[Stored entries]
START
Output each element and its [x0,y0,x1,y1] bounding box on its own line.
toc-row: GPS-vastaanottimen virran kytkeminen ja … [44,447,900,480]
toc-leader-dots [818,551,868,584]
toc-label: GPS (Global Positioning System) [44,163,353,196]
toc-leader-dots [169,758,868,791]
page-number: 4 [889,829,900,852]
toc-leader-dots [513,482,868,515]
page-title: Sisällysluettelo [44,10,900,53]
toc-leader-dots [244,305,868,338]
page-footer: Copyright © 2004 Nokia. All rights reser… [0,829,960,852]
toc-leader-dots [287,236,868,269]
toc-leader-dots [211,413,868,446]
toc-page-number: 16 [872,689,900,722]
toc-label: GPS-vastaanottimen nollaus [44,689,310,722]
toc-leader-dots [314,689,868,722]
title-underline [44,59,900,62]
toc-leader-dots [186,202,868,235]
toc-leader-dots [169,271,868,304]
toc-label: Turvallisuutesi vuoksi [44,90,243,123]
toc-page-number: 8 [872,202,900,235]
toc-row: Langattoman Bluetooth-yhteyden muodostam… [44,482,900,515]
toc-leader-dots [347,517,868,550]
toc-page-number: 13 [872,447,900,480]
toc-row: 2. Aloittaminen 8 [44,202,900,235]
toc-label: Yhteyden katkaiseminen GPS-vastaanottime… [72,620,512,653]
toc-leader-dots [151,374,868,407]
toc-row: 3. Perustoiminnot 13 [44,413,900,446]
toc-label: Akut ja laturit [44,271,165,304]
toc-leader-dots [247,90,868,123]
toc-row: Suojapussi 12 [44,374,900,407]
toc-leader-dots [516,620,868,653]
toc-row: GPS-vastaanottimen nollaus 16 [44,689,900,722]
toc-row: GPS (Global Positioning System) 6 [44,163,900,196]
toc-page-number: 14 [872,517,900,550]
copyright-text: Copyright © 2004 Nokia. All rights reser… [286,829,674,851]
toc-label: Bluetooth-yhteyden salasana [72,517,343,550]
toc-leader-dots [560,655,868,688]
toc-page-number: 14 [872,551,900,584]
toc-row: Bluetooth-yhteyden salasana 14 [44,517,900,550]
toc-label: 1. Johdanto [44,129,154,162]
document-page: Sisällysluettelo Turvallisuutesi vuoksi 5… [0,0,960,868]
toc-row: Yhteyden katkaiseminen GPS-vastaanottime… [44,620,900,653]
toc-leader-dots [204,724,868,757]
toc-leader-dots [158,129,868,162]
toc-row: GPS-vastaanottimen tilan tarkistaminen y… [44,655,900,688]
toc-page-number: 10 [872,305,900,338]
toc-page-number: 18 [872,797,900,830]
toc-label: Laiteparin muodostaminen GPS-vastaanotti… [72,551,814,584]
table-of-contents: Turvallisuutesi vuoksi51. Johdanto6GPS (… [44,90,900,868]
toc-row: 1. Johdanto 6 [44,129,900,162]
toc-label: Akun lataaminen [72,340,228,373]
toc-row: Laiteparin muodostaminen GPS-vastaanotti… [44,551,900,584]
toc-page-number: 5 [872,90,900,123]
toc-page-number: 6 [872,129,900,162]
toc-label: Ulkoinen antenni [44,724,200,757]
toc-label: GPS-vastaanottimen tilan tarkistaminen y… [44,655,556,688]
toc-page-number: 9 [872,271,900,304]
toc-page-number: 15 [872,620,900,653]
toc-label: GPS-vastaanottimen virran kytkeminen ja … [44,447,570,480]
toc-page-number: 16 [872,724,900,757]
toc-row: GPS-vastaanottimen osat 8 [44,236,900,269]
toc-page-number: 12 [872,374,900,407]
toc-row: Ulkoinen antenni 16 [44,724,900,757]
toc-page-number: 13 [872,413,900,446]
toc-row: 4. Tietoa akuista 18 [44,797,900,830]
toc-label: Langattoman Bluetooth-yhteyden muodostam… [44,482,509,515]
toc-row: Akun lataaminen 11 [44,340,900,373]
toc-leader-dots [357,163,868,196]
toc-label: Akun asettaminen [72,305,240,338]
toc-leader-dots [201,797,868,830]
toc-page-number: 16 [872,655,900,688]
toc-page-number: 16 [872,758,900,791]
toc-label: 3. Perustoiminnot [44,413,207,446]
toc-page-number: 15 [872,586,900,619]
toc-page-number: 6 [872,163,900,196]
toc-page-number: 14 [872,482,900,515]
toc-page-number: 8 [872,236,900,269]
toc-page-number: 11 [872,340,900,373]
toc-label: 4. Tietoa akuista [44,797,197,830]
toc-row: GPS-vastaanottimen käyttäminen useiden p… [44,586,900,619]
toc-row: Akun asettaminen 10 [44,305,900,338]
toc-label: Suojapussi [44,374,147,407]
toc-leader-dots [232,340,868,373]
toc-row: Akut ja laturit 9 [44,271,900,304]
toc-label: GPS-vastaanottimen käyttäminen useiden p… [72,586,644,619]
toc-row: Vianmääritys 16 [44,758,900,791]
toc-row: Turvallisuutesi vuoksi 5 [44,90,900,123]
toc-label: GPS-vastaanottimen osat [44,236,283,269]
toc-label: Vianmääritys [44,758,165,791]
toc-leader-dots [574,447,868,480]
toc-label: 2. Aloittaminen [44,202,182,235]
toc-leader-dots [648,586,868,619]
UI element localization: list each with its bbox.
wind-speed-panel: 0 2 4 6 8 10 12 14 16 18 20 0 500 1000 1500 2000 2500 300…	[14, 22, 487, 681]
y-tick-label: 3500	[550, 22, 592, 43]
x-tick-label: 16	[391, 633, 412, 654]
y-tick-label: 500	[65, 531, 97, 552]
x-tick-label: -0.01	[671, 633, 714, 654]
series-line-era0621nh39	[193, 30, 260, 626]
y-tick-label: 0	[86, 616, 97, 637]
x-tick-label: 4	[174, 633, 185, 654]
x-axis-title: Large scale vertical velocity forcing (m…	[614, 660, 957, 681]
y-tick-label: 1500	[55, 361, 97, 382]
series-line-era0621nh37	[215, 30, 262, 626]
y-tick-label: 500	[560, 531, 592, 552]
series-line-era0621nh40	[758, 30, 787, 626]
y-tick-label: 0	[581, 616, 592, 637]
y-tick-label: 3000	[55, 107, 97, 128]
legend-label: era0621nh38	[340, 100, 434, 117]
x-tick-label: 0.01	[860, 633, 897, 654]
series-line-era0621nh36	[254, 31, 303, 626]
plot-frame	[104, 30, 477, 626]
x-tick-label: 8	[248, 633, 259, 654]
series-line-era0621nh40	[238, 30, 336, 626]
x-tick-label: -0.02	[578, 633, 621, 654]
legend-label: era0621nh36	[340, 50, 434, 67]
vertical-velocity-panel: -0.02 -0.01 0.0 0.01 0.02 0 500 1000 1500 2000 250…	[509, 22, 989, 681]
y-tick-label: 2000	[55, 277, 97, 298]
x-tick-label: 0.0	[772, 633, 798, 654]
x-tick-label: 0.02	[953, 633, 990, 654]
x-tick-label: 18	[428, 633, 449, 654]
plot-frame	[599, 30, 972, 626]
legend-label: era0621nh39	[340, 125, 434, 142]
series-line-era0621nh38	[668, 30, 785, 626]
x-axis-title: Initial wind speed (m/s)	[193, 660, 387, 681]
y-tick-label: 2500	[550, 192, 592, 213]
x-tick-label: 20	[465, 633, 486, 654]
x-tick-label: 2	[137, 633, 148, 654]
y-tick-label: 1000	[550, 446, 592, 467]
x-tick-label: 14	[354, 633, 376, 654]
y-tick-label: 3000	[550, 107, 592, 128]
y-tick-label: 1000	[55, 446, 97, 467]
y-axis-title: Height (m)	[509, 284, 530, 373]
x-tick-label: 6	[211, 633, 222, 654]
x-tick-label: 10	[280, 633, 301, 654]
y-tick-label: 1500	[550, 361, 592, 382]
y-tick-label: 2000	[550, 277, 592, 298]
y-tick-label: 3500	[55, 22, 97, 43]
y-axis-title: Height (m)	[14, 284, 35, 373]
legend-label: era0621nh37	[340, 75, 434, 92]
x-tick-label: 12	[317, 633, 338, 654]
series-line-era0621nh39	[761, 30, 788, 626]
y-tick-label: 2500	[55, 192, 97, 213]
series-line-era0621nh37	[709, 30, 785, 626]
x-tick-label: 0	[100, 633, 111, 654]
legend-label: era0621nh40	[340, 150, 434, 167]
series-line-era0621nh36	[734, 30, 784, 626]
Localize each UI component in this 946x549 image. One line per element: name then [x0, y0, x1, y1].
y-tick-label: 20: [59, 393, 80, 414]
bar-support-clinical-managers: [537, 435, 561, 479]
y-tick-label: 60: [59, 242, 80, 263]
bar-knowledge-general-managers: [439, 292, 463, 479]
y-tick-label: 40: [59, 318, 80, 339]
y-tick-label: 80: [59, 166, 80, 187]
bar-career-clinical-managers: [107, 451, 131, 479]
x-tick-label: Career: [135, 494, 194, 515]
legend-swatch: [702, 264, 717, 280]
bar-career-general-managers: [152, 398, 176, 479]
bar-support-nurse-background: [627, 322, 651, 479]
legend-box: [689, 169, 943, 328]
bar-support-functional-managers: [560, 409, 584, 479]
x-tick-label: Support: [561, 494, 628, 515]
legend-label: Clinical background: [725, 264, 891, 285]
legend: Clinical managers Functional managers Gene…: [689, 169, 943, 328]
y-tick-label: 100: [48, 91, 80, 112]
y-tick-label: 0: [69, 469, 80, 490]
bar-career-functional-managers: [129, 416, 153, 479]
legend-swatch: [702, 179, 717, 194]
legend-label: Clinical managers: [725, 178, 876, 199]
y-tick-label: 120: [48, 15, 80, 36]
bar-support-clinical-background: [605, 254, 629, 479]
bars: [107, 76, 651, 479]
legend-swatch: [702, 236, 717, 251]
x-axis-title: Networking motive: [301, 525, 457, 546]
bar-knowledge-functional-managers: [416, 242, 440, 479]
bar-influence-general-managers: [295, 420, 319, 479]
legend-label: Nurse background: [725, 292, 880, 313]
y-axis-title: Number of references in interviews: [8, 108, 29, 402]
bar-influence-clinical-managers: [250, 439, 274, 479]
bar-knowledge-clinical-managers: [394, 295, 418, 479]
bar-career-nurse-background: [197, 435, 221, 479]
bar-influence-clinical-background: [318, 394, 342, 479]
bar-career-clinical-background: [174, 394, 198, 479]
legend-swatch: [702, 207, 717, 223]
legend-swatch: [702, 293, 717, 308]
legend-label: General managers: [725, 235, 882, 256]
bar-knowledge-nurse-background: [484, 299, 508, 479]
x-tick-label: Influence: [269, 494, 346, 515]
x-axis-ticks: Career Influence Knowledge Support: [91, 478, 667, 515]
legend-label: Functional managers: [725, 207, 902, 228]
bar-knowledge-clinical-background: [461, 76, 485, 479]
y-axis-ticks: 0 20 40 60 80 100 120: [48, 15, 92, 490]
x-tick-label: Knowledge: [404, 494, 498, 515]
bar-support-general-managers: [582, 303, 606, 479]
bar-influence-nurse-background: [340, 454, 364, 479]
END
• [Problem] Reproduce the items verbatim, starting with the first line of the items and ending with the line that contains "toc-row: Suojapussi 12 [44,374,900,407]", both ends included.

• [Result of the exercise]
Output each element and its [x0,y0,x1,y1] bounding box on its own line.
toc-row: GPS-vastaanottimen virran kytkeminen ja … [44,447,900,480]
toc-leader-dots [818,551,868,584]
toc-label: GPS (Global Positioning System) [44,163,353,196]
toc-leader-dots [169,758,868,791]
page-number: 4 [889,829,900,852]
toc-leader-dots [513,482,868,515]
page-title: Sisällysluettelo [44,10,900,53]
toc-leader-dots [244,305,868,338]
page-footer: Copyright © 2004 Nokia. All rights reser… [0,829,960,852]
toc-leader-dots [287,236,868,269]
toc-leader-dots [211,413,868,446]
toc-page-number: 16 [872,689,900,722]
toc-label: GPS-vastaanottimen nollaus [44,689,310,722]
toc-leader-dots [314,689,868,722]
title-underline [44,59,900,62]
toc-leader-dots [186,202,868,235]
toc-leader-dots [169,271,868,304]
toc-label: Turvallisuutesi vuoksi [44,90,243,123]
toc-page-number: 8 [872,202,900,235]
toc-row: Langattoman Bluetooth-yhteyden muodostam… [44,482,900,515]
toc-leader-dots [347,517,868,550]
toc-page-number: 13 [872,447,900,480]
toc-row: 2. Aloittaminen 8 [44,202,900,235]
toc-label: Yhteyden katkaiseminen GPS-vastaanottime… [72,620,512,653]
toc-leader-dots [151,374,868,407]
toc-row: 3. Perustoiminnot 13 [44,413,900,446]
toc-label: Akut ja laturit [44,271,165,304]
toc-leader-dots [247,90,868,123]
toc-row: Suojapussi 12 [44,374,900,407]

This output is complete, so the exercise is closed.